### [Aim]
Scan the data below for the string "screenshot". Show every line where it turns up.

═════ Data extract ═════

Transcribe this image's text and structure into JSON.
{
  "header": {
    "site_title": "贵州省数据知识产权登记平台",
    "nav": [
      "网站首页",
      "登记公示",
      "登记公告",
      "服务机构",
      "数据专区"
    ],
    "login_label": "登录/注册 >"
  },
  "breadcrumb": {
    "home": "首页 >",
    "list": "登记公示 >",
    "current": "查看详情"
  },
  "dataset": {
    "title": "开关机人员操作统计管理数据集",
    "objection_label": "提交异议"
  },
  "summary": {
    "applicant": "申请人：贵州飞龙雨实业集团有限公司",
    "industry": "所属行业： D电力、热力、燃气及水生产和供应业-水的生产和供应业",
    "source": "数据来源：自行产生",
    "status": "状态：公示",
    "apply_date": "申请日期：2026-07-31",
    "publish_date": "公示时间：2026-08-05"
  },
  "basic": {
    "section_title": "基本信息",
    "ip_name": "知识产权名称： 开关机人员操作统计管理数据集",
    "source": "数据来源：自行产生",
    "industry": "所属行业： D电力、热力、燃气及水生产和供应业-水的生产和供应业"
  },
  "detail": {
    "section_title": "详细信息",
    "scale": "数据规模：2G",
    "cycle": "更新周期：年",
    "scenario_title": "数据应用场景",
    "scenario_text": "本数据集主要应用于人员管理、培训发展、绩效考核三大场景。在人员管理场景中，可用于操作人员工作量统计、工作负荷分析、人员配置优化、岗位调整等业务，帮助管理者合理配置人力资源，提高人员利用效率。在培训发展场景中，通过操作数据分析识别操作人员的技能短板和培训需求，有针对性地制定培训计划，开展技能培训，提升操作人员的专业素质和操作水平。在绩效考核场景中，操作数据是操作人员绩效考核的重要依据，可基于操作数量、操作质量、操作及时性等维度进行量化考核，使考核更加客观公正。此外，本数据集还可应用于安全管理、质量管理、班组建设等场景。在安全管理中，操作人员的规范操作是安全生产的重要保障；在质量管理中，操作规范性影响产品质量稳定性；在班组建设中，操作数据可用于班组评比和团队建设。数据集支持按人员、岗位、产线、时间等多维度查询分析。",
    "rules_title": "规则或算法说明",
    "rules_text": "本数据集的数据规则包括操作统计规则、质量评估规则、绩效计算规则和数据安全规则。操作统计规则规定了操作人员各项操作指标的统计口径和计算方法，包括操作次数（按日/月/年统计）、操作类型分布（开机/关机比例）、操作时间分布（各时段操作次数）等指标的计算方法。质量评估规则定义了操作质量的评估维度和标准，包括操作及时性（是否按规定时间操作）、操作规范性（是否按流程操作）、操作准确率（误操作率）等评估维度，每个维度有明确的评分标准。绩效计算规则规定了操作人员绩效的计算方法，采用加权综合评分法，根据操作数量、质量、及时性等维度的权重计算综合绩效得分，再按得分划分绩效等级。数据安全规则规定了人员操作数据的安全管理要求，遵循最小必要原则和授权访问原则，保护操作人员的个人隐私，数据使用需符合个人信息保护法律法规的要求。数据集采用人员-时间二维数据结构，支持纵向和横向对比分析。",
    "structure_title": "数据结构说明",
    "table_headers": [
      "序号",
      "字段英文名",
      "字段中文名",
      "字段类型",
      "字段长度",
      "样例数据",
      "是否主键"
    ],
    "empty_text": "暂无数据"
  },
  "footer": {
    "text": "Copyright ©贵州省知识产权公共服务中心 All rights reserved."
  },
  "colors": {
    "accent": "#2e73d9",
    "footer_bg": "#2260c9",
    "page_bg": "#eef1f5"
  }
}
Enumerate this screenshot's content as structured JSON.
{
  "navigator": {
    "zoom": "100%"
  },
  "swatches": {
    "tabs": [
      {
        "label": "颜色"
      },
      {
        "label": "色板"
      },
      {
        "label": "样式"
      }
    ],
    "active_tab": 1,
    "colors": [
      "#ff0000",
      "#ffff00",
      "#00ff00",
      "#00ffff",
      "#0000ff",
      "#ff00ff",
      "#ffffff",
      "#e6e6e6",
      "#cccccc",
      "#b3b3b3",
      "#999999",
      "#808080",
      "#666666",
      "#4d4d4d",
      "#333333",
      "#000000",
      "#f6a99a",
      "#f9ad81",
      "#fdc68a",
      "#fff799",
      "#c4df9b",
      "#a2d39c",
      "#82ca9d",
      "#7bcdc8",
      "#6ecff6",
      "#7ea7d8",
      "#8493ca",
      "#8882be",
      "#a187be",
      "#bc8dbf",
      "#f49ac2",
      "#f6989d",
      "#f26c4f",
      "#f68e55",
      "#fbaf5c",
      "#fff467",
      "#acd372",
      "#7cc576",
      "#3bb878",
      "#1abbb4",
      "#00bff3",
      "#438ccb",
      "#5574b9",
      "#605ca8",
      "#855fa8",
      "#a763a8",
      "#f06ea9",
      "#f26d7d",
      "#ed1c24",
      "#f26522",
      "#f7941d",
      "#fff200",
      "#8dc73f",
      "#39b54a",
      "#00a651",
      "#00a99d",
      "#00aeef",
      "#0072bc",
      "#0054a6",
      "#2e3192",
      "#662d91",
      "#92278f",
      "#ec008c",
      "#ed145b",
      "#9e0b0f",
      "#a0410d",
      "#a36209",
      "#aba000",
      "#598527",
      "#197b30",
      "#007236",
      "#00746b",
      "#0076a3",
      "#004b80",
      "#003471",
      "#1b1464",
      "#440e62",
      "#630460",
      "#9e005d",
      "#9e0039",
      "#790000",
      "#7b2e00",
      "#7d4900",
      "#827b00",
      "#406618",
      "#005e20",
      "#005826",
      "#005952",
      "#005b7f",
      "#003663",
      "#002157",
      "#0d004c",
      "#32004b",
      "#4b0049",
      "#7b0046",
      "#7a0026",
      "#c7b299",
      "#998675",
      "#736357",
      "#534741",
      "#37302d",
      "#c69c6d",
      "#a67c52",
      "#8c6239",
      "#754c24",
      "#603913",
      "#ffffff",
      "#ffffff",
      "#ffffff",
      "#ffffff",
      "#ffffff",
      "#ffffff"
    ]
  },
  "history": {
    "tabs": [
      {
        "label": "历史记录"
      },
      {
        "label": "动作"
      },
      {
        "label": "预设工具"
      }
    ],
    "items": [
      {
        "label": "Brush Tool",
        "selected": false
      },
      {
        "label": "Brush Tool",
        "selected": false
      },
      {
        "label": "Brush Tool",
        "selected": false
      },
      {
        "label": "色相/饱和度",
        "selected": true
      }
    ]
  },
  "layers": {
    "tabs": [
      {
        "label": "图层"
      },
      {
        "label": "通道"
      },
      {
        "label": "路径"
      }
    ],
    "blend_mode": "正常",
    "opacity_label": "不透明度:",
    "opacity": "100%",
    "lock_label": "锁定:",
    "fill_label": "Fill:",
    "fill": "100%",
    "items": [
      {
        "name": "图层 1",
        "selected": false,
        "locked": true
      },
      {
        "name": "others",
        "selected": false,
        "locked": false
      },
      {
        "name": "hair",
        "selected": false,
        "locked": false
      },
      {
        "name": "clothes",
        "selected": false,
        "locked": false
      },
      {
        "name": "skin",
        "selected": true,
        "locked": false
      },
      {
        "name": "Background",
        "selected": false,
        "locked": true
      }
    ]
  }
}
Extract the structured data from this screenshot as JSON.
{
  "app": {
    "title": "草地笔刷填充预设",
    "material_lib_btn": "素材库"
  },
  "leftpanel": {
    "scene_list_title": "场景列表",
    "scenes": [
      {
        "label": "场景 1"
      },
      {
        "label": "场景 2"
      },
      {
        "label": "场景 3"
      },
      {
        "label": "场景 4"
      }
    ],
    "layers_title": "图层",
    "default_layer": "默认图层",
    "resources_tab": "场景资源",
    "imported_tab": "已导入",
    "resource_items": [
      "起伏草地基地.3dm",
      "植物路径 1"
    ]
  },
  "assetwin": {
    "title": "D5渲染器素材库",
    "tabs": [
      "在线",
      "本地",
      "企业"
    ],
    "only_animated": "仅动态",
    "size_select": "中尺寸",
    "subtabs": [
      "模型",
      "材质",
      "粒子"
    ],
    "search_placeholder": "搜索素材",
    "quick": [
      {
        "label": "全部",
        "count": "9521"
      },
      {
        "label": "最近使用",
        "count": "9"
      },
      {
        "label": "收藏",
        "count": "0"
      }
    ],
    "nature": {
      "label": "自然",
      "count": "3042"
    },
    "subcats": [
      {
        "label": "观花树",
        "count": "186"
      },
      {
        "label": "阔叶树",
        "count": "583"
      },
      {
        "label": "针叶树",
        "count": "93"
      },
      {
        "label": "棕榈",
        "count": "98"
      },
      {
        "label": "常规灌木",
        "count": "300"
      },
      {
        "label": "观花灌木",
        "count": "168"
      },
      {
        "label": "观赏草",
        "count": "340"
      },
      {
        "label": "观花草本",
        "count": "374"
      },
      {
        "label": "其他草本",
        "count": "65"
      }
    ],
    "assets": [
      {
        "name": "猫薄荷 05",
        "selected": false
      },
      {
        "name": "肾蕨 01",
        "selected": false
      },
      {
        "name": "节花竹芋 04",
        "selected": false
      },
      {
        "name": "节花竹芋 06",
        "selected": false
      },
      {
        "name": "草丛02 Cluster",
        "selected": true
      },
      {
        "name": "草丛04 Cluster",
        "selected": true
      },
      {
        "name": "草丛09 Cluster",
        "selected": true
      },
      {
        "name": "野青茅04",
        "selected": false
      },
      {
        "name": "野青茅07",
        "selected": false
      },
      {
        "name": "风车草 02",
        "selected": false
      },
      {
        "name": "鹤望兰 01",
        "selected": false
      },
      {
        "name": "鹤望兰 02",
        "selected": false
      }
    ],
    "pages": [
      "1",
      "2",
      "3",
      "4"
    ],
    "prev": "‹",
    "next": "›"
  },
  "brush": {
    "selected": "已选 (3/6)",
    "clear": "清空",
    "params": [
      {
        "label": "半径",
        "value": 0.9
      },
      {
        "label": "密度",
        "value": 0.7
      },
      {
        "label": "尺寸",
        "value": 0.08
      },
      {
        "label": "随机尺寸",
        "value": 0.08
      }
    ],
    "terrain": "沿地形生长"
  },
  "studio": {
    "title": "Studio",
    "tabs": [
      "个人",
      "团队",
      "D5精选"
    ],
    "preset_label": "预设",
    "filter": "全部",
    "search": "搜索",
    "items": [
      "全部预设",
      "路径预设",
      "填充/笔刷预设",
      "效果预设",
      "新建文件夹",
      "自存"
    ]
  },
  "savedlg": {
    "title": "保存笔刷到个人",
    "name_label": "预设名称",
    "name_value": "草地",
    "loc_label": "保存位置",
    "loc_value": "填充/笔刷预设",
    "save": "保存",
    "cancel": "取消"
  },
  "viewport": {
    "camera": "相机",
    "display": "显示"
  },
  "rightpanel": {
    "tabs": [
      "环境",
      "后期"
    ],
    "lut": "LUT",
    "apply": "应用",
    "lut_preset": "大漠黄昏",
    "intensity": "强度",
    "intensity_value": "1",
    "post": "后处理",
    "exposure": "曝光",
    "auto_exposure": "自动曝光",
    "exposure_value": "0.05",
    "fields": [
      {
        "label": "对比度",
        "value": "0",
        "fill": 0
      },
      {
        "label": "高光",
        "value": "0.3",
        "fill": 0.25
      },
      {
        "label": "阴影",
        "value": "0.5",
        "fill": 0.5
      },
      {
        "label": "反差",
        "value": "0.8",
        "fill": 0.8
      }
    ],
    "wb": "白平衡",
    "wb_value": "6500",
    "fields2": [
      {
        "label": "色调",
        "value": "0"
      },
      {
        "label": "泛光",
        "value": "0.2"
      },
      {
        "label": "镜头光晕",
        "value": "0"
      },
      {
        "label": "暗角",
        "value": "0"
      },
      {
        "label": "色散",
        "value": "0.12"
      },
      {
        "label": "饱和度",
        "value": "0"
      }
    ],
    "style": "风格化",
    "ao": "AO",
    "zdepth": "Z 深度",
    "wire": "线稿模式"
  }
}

═════

### [Result of the task]
Enumerate this screenshot's content as structured JSON.
Extract the structured data from this screenshot as JSON.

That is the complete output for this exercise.